### Exercise details:
All of the listing below must be repeated word for word. Pictures are the only thing to omit.

### Extracted material:
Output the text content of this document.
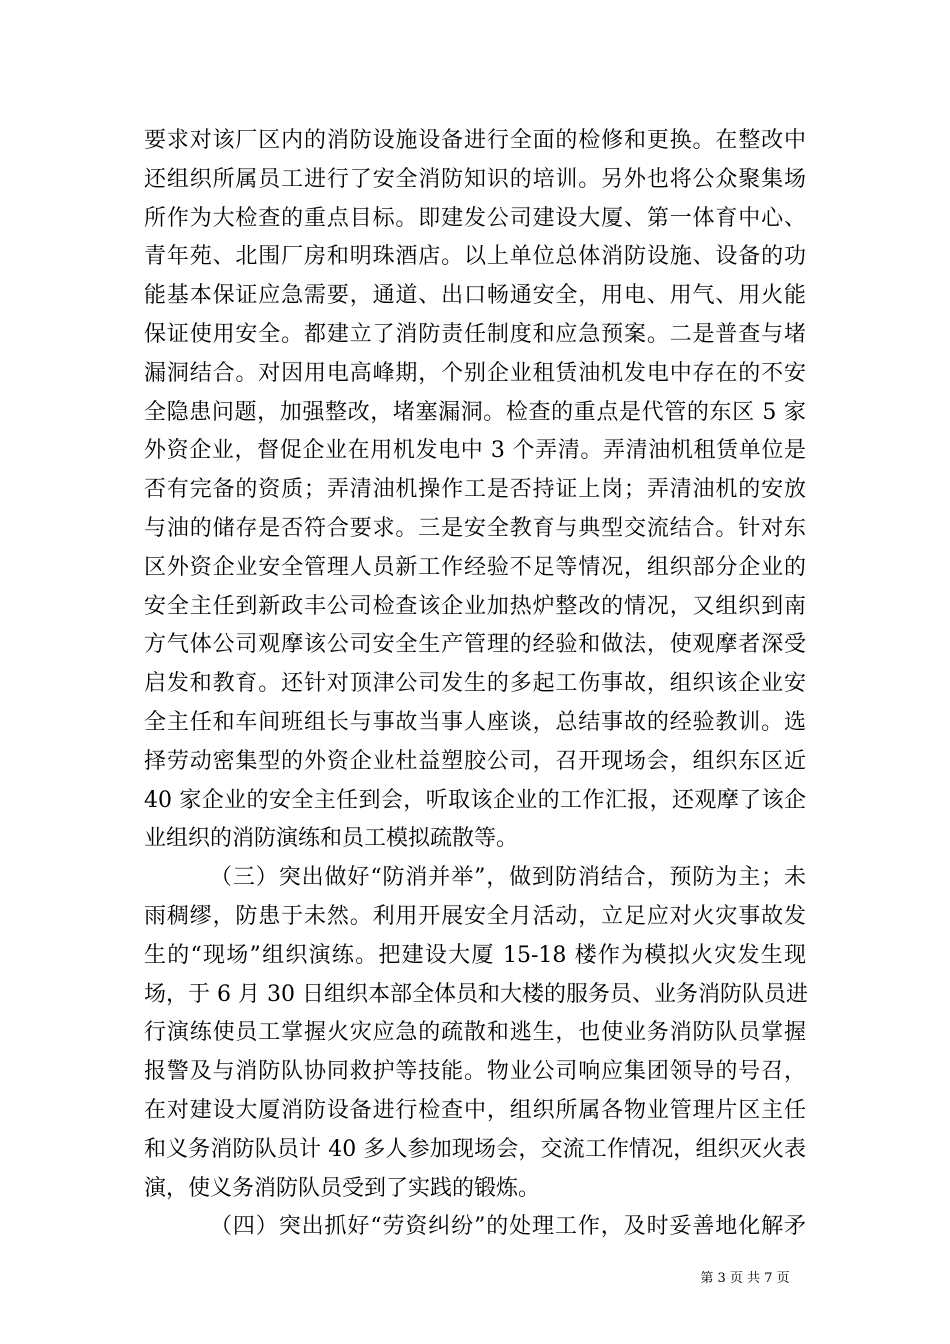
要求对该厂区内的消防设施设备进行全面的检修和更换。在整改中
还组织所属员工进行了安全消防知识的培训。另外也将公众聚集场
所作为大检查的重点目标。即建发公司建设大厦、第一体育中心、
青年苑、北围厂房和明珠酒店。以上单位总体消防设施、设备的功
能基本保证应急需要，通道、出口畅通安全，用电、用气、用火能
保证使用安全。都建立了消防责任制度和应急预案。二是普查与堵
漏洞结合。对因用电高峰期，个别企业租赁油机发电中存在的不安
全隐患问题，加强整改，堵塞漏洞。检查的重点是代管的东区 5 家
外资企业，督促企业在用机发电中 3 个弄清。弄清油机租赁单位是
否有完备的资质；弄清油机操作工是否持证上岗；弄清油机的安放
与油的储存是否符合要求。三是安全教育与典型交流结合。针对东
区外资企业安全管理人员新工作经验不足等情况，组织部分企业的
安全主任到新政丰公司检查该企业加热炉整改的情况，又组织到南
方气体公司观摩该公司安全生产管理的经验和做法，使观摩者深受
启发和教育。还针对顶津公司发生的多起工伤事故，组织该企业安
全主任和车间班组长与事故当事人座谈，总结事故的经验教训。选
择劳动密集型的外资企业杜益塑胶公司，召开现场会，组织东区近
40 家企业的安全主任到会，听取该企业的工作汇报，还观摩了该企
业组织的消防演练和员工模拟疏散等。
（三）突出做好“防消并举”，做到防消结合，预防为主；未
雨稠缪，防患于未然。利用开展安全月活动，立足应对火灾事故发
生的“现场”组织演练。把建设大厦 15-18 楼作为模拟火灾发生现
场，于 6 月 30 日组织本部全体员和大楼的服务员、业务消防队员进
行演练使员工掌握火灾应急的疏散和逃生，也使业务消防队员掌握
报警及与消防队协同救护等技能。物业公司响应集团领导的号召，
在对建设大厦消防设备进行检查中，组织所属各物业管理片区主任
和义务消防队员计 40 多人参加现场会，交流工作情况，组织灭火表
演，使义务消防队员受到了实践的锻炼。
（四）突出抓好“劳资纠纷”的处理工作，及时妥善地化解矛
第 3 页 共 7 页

### Answer to this exercise:
Output the text content of this document.
要求对该厂区内的消防设施设备进行全面的检修和更换。在整改中
还组织所属员工进行了安全消防知识的培训。另外也将公众聚集场
所作为大检查的重点目标。即建发公司建设大厦、第一体育中心、
青年苑、北围厂房和明珠酒店。以上单位总体消防设施、设备的功
能基本保证应急需要，通道、出口畅通安全，用电、用气、用火能
保证使用安全。都建立了消防责任制度和应急预案。二是普查与堵
漏洞结合。对因用电高峰期，个别企业租赁油机发电中存在的不安
全隐患问题，加强整改，堵塞漏洞。检查的重点是代管的东区 5 家
外资企业，督促企业在用机发电中 3 个弄清。弄清油机租赁单位是
否有完备的资质；弄清油机操作工是否持证上岗；弄清油机的安放
与油的储存是否符合要求。三是安全教育与典型交流结合。针对东
区外资企业安全管理人员新工作经验不足等情况，组织部分企业的
安全主任到新政丰公司检查该企业加热炉整改的情况，又组织到南
方气体公司观摩该公司安全生产管理的经验和做法，使观摩者深受
启发和教育。还针对顶津公司发生的多起工伤事故，组织该企业安
全主任和车间班组长与事故当事人座谈，总结事故的经验教训。选
择劳动密集型的外资企业杜益塑胶公司，召开现场会，组织东区近
40 家企业的安全主任到会，听取该企业的工作汇报，还观摩了该企
业组织的消防演练和员工模拟疏散等。
（三）突出做好“防消并举”，做到防消结合，预防为主；未
雨稠缪，防患于未然。利用开展安全月活动，立足应对火灾事故发
生的“现场”组织演练。把建设大厦 15-18 楼作为模拟火灾发生现
场，于 6 月 30 日组织本部全体员和大楼的服务员、业务消防队员进
行演练使员工掌握火灾应急的疏散和逃生，也使业务消防队员掌握
报警及与消防队协同救护等技能。物业公司响应集团领导的号召，
在对建设大厦消防设备进行检查中，组织所属各物业管理片区主任
和义务消防队员计 40 多人参加现场会，交流工作情况，组织灭火表
演，使义务消防队员受到了实践的锻炼。
（四）突出抓好“劳资纠纷”的处理工作，及时妥善地化解矛
第 3 页 共 7 页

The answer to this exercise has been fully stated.